### Given instruction
Give the number of lines in this listing that contain "Windows", with no other words.

═══ Record list ═══

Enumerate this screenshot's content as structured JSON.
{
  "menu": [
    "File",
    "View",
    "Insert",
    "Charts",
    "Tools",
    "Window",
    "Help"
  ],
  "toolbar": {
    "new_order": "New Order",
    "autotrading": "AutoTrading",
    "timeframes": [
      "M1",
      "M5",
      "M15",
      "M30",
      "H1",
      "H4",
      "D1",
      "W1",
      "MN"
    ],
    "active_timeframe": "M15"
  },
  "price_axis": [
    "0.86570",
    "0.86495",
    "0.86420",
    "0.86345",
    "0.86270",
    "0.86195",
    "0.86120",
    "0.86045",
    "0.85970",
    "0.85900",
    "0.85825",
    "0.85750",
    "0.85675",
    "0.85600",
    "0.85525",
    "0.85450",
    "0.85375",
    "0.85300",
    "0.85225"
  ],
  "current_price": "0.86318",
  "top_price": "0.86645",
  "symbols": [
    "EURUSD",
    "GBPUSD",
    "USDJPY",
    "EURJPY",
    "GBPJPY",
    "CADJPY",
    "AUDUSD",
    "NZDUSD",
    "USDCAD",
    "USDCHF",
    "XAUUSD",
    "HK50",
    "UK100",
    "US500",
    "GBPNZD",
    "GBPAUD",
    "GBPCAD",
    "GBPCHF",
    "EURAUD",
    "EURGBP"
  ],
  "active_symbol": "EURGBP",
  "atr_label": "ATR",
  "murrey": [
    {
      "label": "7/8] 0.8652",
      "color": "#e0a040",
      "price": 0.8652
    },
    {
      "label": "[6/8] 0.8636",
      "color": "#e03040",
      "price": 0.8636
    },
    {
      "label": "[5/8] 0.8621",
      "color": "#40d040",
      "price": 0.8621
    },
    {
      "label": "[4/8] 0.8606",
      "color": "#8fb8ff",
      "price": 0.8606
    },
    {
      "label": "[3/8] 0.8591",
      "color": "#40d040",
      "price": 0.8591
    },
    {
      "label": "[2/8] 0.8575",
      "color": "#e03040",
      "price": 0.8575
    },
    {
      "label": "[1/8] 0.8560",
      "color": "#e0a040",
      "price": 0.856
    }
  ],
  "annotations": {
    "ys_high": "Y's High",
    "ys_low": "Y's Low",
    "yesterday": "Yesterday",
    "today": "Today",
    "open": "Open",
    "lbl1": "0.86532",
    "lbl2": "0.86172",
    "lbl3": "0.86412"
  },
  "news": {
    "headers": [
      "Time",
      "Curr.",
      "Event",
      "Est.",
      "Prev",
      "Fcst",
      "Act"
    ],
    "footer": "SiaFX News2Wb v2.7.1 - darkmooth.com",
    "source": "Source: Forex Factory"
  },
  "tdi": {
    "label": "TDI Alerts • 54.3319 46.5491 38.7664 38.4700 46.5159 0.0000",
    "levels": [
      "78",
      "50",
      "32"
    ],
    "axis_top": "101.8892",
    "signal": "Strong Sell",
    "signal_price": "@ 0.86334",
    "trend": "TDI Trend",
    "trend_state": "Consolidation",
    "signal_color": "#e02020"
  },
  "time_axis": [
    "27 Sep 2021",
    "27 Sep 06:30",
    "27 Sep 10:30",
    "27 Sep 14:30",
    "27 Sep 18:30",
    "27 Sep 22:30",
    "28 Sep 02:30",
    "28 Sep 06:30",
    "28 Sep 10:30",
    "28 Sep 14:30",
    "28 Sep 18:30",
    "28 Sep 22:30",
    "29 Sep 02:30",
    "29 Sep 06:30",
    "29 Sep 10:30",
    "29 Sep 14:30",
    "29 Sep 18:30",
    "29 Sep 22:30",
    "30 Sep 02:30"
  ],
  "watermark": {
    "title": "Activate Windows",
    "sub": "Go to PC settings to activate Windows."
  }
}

═══

### Correct output
2